**What is being asked:**
Determine which lines contain the word "journal", then copy those lines.

Saved data entries:
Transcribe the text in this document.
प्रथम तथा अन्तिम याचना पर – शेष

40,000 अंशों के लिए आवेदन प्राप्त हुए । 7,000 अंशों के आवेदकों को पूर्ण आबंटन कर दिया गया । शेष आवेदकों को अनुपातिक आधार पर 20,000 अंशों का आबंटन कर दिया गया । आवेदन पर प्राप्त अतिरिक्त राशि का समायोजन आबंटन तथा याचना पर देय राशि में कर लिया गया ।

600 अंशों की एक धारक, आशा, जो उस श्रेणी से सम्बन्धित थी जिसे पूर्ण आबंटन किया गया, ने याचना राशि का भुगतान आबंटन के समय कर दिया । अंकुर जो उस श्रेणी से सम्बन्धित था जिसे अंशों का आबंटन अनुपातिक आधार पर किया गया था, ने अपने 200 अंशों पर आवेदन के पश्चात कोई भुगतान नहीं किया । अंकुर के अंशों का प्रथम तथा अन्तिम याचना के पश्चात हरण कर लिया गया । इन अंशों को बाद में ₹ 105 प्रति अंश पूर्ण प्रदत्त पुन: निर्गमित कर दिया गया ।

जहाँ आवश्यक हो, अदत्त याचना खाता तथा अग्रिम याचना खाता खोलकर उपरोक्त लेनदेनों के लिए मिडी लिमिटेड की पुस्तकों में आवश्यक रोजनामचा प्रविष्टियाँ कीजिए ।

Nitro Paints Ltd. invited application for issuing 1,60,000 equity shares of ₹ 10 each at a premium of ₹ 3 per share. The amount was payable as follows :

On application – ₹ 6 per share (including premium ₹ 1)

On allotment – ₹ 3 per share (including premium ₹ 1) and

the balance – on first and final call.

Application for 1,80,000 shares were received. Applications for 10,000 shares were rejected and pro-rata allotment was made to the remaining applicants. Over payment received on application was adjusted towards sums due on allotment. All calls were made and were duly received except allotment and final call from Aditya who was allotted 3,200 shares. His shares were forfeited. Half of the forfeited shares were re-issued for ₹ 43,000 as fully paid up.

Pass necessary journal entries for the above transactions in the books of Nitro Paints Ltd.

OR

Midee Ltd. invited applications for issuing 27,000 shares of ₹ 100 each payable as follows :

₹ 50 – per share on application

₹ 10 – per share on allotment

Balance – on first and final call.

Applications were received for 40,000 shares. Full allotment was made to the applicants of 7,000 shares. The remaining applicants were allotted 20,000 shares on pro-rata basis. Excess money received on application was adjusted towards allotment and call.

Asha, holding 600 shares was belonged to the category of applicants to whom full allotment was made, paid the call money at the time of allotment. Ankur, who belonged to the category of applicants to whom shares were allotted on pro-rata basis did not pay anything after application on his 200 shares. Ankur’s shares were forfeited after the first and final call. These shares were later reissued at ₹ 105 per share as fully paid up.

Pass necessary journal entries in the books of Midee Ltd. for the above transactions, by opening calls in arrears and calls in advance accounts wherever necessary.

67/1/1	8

**Answer to this exercise:**
Pass necessary journal entries for the above transactions in the books of Nitro Paints Ltd.
Pass necessary journal entries in the books of Midee Ltd. for the above transactions, by opening calls in arrears and calls in advance accounts wherever necessary.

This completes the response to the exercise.